**Text extract:**
>> start
It is Memorial Day, set aside to remember all who have served our country in uniform, and especially those who have given their lives to protect our nation.

Memorial Day is about honoring the individual and his or her personal decisions, not about the pros or cons of any particular cause.

I am a Vietnam-era veteran who served as a Naval officer for a little over three years.  I’m careful never to equate the little I did with the sacrifices made by those who went in-country during those same years.

Following are some personal thoughts about this day and about those whom we honor.

  1. It’s hard to visualize all of those who have given their lives for our country, but I can picture one young man and, in remembering him and praying for his family, I hope that I am honoring all of them.  Rick Burnett was the younger brother of a girl I knew in high school.  He was an easy going, funny kid who liked to make people laugh. Instead of college, Rick joined the Marines.  He died as a Private First Class at age nineteen on March 1, 1968 at Mai Xa Thi West in South Vietnam.  He had been in-country for less than a month (www.virtualwall.org/db/BurnettRJ01a.htm).  They said that he lifted his head to look over a wall, and a bullet hit him between the eyes.  He was never married, never had children.  I mourn for him and the thousands of young men and women like him who answered the call and gave their lives in defense of our nation.
>> end
**Information shown:**
>> start
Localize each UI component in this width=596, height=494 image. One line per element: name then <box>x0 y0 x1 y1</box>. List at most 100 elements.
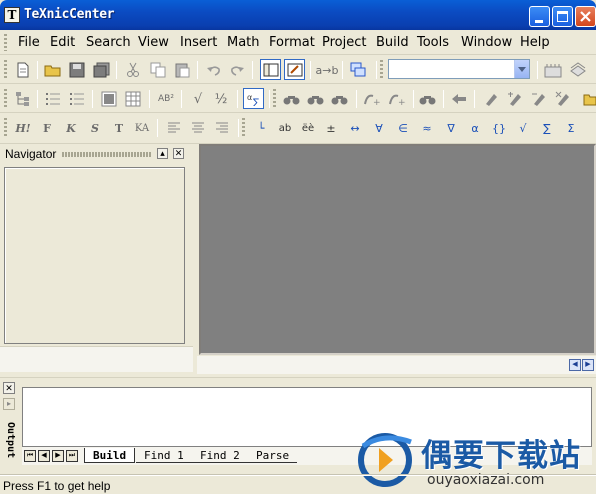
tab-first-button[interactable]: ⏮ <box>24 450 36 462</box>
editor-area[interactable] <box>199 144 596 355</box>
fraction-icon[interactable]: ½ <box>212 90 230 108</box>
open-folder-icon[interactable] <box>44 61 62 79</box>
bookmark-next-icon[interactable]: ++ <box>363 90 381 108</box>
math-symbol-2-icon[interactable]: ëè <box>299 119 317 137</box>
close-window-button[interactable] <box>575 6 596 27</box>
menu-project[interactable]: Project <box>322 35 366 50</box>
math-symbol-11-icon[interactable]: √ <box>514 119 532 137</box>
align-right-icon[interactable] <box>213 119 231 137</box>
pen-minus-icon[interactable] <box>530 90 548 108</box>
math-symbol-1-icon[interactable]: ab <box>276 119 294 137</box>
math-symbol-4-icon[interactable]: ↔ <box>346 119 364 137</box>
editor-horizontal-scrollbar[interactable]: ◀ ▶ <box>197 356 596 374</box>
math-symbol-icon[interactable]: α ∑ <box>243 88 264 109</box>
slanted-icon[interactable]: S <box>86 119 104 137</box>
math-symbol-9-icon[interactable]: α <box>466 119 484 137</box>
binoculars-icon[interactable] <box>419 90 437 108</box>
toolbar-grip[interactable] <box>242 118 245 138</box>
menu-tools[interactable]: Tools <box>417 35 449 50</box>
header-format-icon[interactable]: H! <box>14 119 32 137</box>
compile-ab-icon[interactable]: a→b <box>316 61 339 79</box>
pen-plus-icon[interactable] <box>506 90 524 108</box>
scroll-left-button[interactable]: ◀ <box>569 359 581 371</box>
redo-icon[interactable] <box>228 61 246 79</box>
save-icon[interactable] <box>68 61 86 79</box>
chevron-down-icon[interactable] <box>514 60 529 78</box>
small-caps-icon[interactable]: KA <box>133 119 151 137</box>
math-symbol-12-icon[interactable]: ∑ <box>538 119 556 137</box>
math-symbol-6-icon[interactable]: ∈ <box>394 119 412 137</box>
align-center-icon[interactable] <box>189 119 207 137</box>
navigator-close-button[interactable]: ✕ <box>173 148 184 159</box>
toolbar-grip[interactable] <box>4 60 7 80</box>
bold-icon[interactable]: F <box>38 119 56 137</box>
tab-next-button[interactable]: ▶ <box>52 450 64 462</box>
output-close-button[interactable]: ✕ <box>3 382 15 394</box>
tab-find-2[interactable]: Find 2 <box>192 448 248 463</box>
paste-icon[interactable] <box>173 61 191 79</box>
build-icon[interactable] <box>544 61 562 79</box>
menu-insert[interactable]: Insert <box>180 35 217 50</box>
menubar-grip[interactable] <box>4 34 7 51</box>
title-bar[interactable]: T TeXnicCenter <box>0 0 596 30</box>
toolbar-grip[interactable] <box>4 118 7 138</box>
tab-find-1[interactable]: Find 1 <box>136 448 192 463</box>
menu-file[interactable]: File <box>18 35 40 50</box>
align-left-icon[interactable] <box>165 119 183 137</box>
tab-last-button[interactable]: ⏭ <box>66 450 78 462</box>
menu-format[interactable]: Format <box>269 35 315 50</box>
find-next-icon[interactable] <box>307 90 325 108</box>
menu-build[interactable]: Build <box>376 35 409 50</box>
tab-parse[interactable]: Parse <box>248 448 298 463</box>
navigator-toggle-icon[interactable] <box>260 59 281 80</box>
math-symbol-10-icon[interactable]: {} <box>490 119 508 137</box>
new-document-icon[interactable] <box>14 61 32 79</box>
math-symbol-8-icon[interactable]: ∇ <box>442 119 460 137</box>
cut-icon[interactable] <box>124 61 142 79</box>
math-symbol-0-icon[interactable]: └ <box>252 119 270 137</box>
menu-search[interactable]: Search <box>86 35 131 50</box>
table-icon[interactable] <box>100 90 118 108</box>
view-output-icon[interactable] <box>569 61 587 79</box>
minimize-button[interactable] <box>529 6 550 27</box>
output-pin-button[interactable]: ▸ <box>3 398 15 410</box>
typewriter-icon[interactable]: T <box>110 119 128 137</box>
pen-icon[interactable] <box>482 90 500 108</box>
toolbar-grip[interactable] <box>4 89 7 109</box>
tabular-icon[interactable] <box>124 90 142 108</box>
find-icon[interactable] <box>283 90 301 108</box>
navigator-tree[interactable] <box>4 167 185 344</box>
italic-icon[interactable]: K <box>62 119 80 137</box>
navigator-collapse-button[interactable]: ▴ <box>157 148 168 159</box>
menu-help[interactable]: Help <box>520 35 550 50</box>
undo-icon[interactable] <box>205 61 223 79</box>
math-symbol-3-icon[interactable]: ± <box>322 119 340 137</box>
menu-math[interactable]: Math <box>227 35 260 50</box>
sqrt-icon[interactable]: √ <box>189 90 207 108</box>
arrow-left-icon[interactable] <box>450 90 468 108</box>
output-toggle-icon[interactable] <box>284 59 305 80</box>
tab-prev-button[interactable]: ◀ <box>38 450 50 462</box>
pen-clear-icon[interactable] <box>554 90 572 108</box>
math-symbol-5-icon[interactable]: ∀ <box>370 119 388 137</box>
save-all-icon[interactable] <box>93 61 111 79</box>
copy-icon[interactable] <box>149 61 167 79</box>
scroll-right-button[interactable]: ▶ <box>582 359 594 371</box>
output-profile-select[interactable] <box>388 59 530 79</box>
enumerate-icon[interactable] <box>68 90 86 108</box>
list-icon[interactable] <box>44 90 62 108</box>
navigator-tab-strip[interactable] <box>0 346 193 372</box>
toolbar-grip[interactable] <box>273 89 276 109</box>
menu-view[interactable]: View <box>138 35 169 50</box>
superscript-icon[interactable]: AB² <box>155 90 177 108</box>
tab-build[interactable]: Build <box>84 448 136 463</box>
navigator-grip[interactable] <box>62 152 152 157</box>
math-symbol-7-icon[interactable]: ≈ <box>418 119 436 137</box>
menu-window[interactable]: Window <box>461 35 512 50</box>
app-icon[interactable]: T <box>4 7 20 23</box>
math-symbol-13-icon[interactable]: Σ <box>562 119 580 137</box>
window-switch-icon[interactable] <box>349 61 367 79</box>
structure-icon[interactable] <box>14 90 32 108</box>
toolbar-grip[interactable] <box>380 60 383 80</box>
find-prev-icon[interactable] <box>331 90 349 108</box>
>> end
**Set problem:**
Do these statements agree with the Memorial Day reflection? (a) The writer served as a Naval officer for more than three years. (b) Rick Burnett went to college before joining the Marines. (c) Rick Burnett had been in-country for more than a month when he died.

**Output for this exercise:**
(a) Yes: "served as a Naval officer for a little over three years"
(b) No: "Instead of college, Rick joined the Marines."
(c) No: "He had been in-country for less than a month"